**EXERCISE INPUTS:**
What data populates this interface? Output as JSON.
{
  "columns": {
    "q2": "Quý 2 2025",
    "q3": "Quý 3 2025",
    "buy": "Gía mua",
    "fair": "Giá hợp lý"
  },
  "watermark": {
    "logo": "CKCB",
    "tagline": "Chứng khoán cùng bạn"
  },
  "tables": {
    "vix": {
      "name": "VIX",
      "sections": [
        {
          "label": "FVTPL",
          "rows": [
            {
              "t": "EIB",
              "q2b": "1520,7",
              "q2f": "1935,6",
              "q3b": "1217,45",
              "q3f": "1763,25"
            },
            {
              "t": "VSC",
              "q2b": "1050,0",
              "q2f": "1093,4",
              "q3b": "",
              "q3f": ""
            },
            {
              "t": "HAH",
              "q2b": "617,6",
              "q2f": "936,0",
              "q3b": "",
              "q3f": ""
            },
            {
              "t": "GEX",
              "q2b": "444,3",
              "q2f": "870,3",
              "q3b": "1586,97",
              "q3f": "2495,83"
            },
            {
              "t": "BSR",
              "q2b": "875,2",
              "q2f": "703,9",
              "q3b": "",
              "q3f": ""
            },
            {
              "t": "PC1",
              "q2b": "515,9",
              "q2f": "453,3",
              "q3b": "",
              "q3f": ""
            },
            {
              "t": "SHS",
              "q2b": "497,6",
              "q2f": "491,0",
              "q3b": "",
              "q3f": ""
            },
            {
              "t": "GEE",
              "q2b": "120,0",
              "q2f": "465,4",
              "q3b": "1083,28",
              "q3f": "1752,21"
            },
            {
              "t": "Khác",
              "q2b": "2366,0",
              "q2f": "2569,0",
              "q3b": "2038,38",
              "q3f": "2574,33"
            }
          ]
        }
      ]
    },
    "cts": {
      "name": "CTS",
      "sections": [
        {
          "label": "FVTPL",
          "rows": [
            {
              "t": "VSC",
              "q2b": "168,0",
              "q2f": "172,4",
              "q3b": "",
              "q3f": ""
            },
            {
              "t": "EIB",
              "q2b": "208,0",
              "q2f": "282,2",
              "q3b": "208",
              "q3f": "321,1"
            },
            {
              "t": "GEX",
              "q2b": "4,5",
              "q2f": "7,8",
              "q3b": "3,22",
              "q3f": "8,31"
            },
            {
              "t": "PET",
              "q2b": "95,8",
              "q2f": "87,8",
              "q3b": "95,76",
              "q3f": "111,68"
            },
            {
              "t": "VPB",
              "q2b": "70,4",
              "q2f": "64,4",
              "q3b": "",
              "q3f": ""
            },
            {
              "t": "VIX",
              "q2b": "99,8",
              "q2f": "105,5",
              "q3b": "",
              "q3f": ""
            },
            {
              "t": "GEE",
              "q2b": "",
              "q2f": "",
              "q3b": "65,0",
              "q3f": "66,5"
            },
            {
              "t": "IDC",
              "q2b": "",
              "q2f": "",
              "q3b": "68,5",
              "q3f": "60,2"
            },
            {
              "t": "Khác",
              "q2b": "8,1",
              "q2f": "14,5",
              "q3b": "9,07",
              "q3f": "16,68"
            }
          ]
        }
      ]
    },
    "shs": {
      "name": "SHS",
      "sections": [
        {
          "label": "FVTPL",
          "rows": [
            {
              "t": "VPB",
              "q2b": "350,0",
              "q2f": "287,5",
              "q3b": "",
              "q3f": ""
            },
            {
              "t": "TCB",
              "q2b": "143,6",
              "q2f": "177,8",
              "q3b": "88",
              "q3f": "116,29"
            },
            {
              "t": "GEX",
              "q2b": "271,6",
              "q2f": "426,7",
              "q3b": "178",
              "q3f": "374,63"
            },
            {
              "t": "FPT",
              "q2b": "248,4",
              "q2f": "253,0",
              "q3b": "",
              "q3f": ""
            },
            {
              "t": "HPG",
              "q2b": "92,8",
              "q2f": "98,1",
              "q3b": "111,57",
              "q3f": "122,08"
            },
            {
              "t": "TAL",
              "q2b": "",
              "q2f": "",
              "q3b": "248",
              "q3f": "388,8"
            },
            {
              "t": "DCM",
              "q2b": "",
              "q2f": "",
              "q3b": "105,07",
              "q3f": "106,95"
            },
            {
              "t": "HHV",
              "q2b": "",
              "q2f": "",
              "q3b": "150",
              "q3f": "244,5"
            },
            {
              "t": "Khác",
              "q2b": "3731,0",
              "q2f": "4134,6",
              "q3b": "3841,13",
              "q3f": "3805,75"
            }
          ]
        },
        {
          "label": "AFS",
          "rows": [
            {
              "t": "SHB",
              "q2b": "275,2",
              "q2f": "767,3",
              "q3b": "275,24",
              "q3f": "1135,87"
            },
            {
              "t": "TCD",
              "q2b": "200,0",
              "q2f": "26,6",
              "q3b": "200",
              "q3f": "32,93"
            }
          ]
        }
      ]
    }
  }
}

**WHAT THE EXERCISE ASKS:** Write out the records shown above, exactly as they appear.

**CORRECT OUTPUT:**
What data populates this interface? Output as JSON.
{
  "columns": {
    "q2": "Quý 2 2025",
    "q3": "Quý 3 2025",
    "buy": "Gía mua",
    "fair": "Giá hợp lý"
  },
  "watermark": {
    "logo": "CKCB",
    "tagline": "Chứng khoán cùng bạn"
  },
  "tables": {
    "vix": {
      "name": "VIX",
      "sections": [
        {
          "label": "FVTPL",
          "rows": [
            {
              "t": "EIB",
              "q2b": "1520,7",
              "q2f": "1935,6",
              "q3b": "1217,45",
              "q3f": "1763,25"
            },
            {
              "t": "VSC",
              "q2b": "1050,0",
              "q2f": "1093,4",
              "q3b": "",
              "q3f": ""
            },
            {
              "t": "HAH",
              "q2b": "617,6",
              "q2f": "936,0",
              "q3b": "",
              "q3f": ""
            },
            {
              "t": "GEX",
              "q2b": "444,3",
              "q2f": "870,3",
              "q3b": "1586,97",
              "q3f": "2495,83"
            },
            {
              "t": "BSR",
              "q2b": "875,2",
              "q2f": "703,9",
              "q3b": "",
              "q3f": ""
            },
            {
              "t": "PC1",
              "q2b": "515,9",
              "q2f": "453,3",
              "q3b": "",
              "q3f": ""
            },
            {
              "t": "SHS",
              "q2b": "497,6",
              "q2f": "491,0",
              "q3b": "",
              "q3f": ""
            },
            {
              "t": "GEE",
              "q2b": "120,0",
              "q2f": "465,4",
              "q3b": "1083,28",
              "q3f": "1752,21"
            },
            {
              "t": "Khác",
              "q2b": "2366,0",
              "q2f": "2569,0",
              "q3b": "2038,38",
              "q3f": "2574,33"
            }
          ]
        }
      ]
    },
    "cts": {
      "name": "CTS",
      "sections": [
        {
          "label": "FVTPL",
          "rows": [
            {
              "t": "VSC",
              "q2b": "168,0",
              "q2f": "172,4",
              "q3b": "",
              "q3f": ""
            },
            {
              "t": "EIB",
              "q2b": "208,0",
              "q2f": "282,2",
              "q3b": "208",
              "q3f": "321,1"
            },
            {
              "t": "GEX",
              "q2b": "4,5",
              "q2f": "7,8",
              "q3b": "3,22",
              "q3f": "8,31"
            },
            {
              "t": "PET",
              "q2b": "95,8",
              "q2f": "87,8",
              "q3b": "95,76",
              "q3f": "111,68"
            },
            {
              "t": "VPB",
              "q2b": "70,4",
              "q2f": "64,4",
              "q3b": "",
              "q3f": ""
            },
            {
              "t": "VIX",
              "q2b": "99,8",
              "q2f": "105,5",
              "q3b": "",
              "q3f": ""
            },
            {
              "t": "GEE",
              "q2b": "",
              "q2f": "",
              "q3b": "65,0",
              "q3f": "66,5"
            },
            {
              "t": "IDC",
              "q2b": "",
              "q2f": "",
              "q3b": "68,5",
              "q3f": "60,2"
            },
            {
              "t": "Khác",
              "q2b": "8,1",
              "q2f": "14,5",
              "q3b": "9,07",
              "q3f": "16,68"
            }
          ]
        }
      ]
    },
    "shs": {
      "name": "SHS",
      "sections": [
        {
          "label": "FVTPL",
          "rows": [
            {
              "t": "VPB",
              "q2b": "350,0",
              "q2f": "287,5",
              "q3b": "",
              "q3f": ""
            },
            {
              "t": "TCB",
              "q2b": "143,6",
              "q2f": "177,8",
              "q3b": "88",
              "q3f": "116,29"
            },
            {
              "t": "GEX",
              "q2b": "271,6",
              "q2f": "426,7",
              "q3b": "178",
              "q3f": "374,63"
            },
            {
              "t": "FPT",
              "q2b": "248,4",
              "q2f": "253,0",
              "q3b": "",
              "q3f": ""
            },
            {
              "t": "HPG",
              "q2b": "92,8",
              "q2f": "98,1",
              "q3b": "111,57",
              "q3f": "122,08"
            },
            {
              "t": "TAL",
              "q2b": "",
              "q2f": "",
              "q3b": "248",
              "q3f": "388,8"
            },
            {
              "t": "DCM",
              "q2b": "",
              "q2f": "",
              "q3b": "105,07",
              "q3f": "106,95"
            },
            {
              "t": "HHV",
              "q2b": "",
              "q2f": "",
              "q3b": "150",
              "q3f": "244,5"
            },
            {
              "t": "Khác",
              "q2b": "3731,0",
              "q2f": "4134,6",
              "q3b": "3841,13",
              "q3f": "3805,75"
            }
          ]
        },
        {
          "label": "AFS",
          "rows": [
            {
              "t": "SHB",
              "q2b": "275,2",
              "q2f": "767,3",
              "q3b": "275,24",
              "q3f": "1135,87"
            },
            {
              "t": "TCD",
              "q2b": "200,0",
              "q2f": "26,6",
              "q3b": "200",
              "q3f": "32,93"
            }
          ]
        }
      ]
    }
  }
}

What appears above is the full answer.